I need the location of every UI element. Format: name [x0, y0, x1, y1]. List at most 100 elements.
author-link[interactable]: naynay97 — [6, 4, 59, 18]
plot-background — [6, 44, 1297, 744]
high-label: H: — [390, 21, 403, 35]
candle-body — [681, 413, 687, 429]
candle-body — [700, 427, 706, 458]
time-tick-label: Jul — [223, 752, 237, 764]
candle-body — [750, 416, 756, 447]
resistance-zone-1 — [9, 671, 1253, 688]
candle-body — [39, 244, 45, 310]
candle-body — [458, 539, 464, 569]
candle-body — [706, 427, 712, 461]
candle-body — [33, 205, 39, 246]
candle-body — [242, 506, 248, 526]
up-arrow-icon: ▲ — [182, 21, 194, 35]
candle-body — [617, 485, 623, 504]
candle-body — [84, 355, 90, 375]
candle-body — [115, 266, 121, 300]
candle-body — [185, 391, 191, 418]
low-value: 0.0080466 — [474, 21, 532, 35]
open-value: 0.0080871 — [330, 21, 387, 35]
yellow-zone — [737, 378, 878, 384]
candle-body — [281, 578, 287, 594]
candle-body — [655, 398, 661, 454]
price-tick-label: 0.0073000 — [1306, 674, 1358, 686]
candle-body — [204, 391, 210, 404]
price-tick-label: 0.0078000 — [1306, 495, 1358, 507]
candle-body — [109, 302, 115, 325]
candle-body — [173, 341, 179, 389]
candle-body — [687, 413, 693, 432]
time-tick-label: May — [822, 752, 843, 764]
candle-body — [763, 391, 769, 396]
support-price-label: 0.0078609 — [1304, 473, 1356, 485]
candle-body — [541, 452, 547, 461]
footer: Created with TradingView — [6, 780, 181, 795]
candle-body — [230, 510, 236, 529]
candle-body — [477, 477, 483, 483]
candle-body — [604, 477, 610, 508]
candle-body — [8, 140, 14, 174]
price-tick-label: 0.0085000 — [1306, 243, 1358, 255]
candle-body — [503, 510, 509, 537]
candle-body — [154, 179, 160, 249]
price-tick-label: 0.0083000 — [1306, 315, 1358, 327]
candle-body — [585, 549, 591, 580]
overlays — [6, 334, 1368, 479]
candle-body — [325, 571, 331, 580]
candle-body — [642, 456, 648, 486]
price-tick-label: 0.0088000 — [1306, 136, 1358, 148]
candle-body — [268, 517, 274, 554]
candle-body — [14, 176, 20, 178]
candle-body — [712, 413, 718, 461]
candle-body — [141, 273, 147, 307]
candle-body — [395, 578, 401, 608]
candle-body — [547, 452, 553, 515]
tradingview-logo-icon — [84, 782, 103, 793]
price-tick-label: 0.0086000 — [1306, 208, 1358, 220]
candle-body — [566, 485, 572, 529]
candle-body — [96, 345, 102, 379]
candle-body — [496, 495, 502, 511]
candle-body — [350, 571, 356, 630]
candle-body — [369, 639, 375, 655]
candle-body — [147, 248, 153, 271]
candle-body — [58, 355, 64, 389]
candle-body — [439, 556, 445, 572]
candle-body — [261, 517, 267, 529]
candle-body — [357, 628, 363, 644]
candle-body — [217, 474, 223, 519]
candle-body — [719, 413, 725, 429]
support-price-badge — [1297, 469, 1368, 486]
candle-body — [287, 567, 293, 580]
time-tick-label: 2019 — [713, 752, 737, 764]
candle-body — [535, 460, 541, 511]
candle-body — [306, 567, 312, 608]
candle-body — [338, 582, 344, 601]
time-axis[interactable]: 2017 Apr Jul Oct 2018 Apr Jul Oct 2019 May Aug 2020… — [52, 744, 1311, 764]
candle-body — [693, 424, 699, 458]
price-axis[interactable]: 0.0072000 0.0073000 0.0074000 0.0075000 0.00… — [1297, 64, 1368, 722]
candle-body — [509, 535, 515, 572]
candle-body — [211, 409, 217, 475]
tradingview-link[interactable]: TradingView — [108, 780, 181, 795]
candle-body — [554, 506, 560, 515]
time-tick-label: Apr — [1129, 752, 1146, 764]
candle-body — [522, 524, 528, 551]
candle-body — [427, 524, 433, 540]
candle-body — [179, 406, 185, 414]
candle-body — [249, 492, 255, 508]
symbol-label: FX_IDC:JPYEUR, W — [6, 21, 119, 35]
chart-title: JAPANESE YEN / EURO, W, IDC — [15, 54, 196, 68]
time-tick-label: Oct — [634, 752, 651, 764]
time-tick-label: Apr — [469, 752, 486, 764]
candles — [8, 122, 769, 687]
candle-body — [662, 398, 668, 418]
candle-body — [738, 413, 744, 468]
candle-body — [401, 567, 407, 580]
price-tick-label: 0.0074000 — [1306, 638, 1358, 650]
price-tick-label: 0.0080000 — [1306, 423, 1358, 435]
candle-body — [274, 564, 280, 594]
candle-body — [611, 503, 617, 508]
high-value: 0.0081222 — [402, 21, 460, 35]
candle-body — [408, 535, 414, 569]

──────────

- [GIVEN EXERCISE]: Rewrite every line of the listing above as an item in a numbered list, and leave out any blank lines.

- [THE COMPLETED TASK]:
1. I need the location of every UI element. Format: name [x0, y0, x1, y1]. List at most 100 elements.
2. author-link[interactable]: naynay97 — [6, 4, 59, 18]
3. plot-background — [6, 44, 1297, 744]
4. high-label: H: — [390, 21, 403, 35]
5. candle-body — [681, 413, 687, 429]
6. candle-body — [700, 427, 706, 458]
7. time-tick-label: Jul — [223, 752, 237, 764]
8. candle-body — [750, 416, 756, 447]
9. resistance-zone-1 — [9, 671, 1253, 688]
10. candle-body — [39, 244, 45, 310]
11. candle-body — [458, 539, 464, 569]
12. candle-body — [706, 427, 712, 461]
13. candle-body — [33, 205, 39, 246]
14. candle-body — [242, 506, 248, 526]
15. up-arrow-icon: ▲ — [182, 21, 194, 35]
16. candle-body — [617, 485, 623, 504]
17. candle-body — [84, 355, 90, 375]
18. candle-body — [115, 266, 121, 300]
19. candle-body — [185, 391, 191, 418]
20. low-value: 0.0080466 — [474, 21, 532, 35]
21. open-value: 0.0080871 — [330, 21, 387, 35]
22. yellow-zone — [737, 378, 878, 384]
23. candle-body — [281, 578, 287, 594]
24. candle-body — [655, 398, 661, 454]
25. price-tick-label: 0.0073000 — [1306, 674, 1358, 686]
26. candle-body — [204, 391, 210, 404]
27. price-tick-label: 0.0078000 — [1306, 495, 1358, 507]
28. candle-body — [109, 302, 115, 325]
29. candle-body — [173, 341, 179, 389]
30. candle-body — [687, 413, 693, 432]
31. time-tick-label: May — [822, 752, 843, 764]
32. candle-body — [763, 391, 769, 396]
33. support-price-label: 0.0078609 — [1304, 473, 1356, 485]
34. candle-body — [541, 452, 547, 461]
35. footer: Created with TradingView — [6, 780, 181, 795]
36. candle-body — [230, 510, 236, 529]
37. candle-body — [477, 477, 483, 483]
38. candle-body — [604, 477, 610, 508]
39. candle-body — [8, 140, 14, 174]
40. price-tick-label: 0.0085000 — [1306, 243, 1358, 255]
41. candle-body — [503, 510, 509, 537]
42. candle-body — [154, 179, 160, 249]
43. price-tick-label: 0.0083000 — [1306, 315, 1358, 327]
44. candle-body — [585, 549, 591, 580]
45. overlays — [6, 334, 1368, 479]
46. candle-body — [325, 571, 331, 580]
47. candle-body — [642, 456, 648, 486]
48. price-tick-label: 0.0088000 — [1306, 136, 1358, 148]
49. candle-body — [268, 517, 274, 554]
50. candle-body — [14, 176, 20, 178]
51. candle-body — [712, 413, 718, 461]
52. candle-body — [141, 273, 147, 307]
53. candle-body — [395, 578, 401, 608]
54. candle-body — [547, 452, 553, 515]
55. tradingview-logo-icon — [84, 782, 103, 793]
56. price-tick-label: 0.0086000 — [1306, 208, 1358, 220]
57. candle-body — [566, 485, 572, 529]
58. candle-body — [96, 345, 102, 379]
59. candle-body — [496, 495, 502, 511]
60. candle-body — [350, 571, 356, 630]
61. candle-body — [369, 639, 375, 655]
62. candle-body — [147, 248, 153, 271]
63. candle-body — [58, 355, 64, 389]
64. candle-body — [439, 556, 445, 572]
65. candle-body — [261, 517, 267, 529]
66. candle-body — [357, 628, 363, 644]
67. candle-body — [217, 474, 223, 519]
68. candle-body — [719, 413, 725, 429]
69. support-price-badge — [1297, 469, 1368, 486]
70. candle-body — [287, 567, 293, 580]
71. time-tick-label: 2019 — [713, 752, 737, 764]
72. candle-body — [535, 460, 541, 511]
73. candle-body — [306, 567, 312, 608]
74. candle-body — [338, 582, 344, 601]
75. time-axis[interactable]: 2017 Apr Jul Oct 2018 Apr Jul Oct 2019 May Aug 2020… — [52, 744, 1311, 764]
76. candle-body — [693, 424, 699, 458]
77. price-axis[interactable]: 0.0072000 0.0073000 0.0074000 0.0075000 0.00… — [1297, 64, 1368, 722]
78. candle-body — [509, 535, 515, 572]
79. candle-body — [211, 409, 217, 475]
80. tradingview-link[interactable]: TradingView — [108, 780, 181, 795]
81. candle-body — [554, 506, 560, 515]
82. time-tick-label: Apr — [1129, 752, 1146, 764]
83. candle-body — [522, 524, 528, 551]
84. candle-body — [427, 524, 433, 540]
85. candle-body — [179, 406, 185, 414]
86. candle-body — [249, 492, 255, 508]
87. symbol-label: FX_IDC:JPYEUR, W — [6, 21, 119, 35]
88. chart-title: JAPANESE YEN / EURO, W, IDC — [15, 54, 196, 68]
89. time-tick-label: Oct — [634, 752, 651, 764]
90. time-tick-label: Apr — [469, 752, 486, 764]
91. candles — [8, 122, 769, 687]
92. candle-body — [662, 398, 668, 418]
93. candle-body — [738, 413, 744, 468]
94. candle-body — [401, 567, 407, 580]
95. price-tick-label: 0.0074000 — [1306, 638, 1358, 650]
96. price-tick-label: 0.0080000 — [1306, 423, 1358, 435]
97. candle-body — [274, 564, 280, 594]
98. candle-body — [611, 503, 617, 508]
99. high-value: 0.0081222 — [402, 21, 460, 35]
100. candle-body — [408, 535, 414, 569]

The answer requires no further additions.